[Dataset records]
______________________________

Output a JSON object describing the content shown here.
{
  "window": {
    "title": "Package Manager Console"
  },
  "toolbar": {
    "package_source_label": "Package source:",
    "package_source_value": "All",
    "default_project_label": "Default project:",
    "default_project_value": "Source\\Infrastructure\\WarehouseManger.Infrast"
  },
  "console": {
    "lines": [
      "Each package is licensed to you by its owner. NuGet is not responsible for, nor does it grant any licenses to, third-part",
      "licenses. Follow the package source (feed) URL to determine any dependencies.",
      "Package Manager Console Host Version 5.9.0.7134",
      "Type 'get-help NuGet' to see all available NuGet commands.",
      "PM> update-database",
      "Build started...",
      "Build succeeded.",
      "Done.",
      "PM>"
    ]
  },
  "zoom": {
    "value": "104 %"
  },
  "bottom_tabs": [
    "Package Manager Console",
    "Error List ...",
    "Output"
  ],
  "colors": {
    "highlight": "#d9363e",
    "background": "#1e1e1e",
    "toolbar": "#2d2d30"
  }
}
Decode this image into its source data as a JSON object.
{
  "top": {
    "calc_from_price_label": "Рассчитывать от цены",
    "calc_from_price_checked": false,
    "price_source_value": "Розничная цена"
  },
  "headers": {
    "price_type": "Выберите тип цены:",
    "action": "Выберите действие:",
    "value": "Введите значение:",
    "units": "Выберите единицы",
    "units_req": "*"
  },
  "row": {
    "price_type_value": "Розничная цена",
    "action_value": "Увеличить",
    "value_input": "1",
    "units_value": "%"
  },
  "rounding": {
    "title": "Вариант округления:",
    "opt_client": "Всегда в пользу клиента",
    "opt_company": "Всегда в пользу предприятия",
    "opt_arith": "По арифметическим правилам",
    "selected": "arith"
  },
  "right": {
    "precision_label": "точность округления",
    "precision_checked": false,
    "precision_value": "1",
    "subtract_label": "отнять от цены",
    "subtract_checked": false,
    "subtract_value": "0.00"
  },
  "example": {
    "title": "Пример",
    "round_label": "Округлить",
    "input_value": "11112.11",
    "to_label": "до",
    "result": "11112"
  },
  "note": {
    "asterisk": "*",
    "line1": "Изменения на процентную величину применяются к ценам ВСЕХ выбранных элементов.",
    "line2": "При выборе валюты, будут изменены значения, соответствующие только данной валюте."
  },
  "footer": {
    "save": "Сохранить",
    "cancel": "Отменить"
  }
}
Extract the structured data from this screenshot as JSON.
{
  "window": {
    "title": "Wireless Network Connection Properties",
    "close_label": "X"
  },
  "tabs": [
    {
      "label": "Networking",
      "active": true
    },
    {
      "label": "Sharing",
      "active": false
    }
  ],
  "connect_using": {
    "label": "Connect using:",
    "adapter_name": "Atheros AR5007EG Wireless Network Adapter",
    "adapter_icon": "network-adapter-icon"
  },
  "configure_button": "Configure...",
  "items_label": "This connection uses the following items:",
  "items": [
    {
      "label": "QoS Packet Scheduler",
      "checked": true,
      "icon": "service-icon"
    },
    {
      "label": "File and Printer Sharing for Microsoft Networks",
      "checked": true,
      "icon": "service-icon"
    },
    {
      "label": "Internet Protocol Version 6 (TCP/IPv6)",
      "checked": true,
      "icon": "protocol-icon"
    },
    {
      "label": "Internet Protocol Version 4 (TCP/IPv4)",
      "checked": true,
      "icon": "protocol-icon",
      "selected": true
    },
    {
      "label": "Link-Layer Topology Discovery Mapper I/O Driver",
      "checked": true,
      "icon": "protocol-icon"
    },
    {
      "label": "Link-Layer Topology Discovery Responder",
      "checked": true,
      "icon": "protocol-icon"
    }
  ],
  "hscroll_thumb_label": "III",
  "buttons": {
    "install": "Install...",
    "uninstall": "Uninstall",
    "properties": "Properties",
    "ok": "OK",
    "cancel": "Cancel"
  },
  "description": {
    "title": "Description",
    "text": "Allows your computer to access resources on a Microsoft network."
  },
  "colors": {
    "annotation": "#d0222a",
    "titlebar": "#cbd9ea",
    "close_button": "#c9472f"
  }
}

______________________________

- Work to be completed -
Look for "Manager" and pull out every line that has it.

- Correct answer -
    "title": "Package Manager Console"
      "Package Manager Console Host Version 5.9.0.7134",
    "Package Manager Console",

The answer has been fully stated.